Exercise objective
Copy each line with the word "processor" in it.

Excerpted data
..............................

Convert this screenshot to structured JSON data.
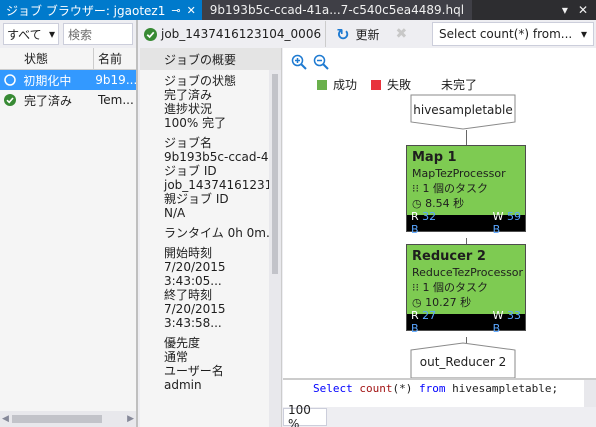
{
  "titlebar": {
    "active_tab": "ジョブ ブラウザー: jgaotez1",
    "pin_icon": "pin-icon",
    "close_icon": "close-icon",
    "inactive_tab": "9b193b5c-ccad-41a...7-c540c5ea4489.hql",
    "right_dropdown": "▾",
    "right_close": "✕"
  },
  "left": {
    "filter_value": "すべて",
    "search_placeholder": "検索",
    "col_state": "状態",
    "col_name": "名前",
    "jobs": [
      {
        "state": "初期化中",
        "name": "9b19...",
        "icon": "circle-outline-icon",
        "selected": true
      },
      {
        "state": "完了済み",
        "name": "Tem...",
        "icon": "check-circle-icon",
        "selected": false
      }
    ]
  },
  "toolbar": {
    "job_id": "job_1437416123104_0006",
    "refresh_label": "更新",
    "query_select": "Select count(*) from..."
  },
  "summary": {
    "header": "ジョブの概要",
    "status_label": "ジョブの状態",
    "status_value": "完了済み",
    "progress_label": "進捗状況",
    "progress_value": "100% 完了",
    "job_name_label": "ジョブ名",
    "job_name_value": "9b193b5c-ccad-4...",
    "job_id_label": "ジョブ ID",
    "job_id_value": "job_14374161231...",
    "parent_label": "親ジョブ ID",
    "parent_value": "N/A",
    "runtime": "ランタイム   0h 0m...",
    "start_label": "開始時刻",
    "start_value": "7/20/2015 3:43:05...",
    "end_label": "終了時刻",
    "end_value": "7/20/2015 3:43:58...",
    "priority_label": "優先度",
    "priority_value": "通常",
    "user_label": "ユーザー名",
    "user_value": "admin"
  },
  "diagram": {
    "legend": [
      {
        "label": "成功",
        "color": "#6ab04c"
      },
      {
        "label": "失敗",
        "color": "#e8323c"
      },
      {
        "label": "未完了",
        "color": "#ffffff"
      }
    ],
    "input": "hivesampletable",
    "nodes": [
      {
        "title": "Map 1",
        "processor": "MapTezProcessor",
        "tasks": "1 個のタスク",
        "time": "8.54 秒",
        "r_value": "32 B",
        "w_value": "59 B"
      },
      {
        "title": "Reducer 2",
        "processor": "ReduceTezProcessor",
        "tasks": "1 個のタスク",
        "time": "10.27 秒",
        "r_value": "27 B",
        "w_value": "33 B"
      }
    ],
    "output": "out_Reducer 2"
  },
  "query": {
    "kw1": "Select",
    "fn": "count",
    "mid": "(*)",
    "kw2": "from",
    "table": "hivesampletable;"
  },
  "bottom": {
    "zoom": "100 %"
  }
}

..............................

Complete response
        "processor": "MapTezProcessor",
        "processor": "ReduceTezProcessor",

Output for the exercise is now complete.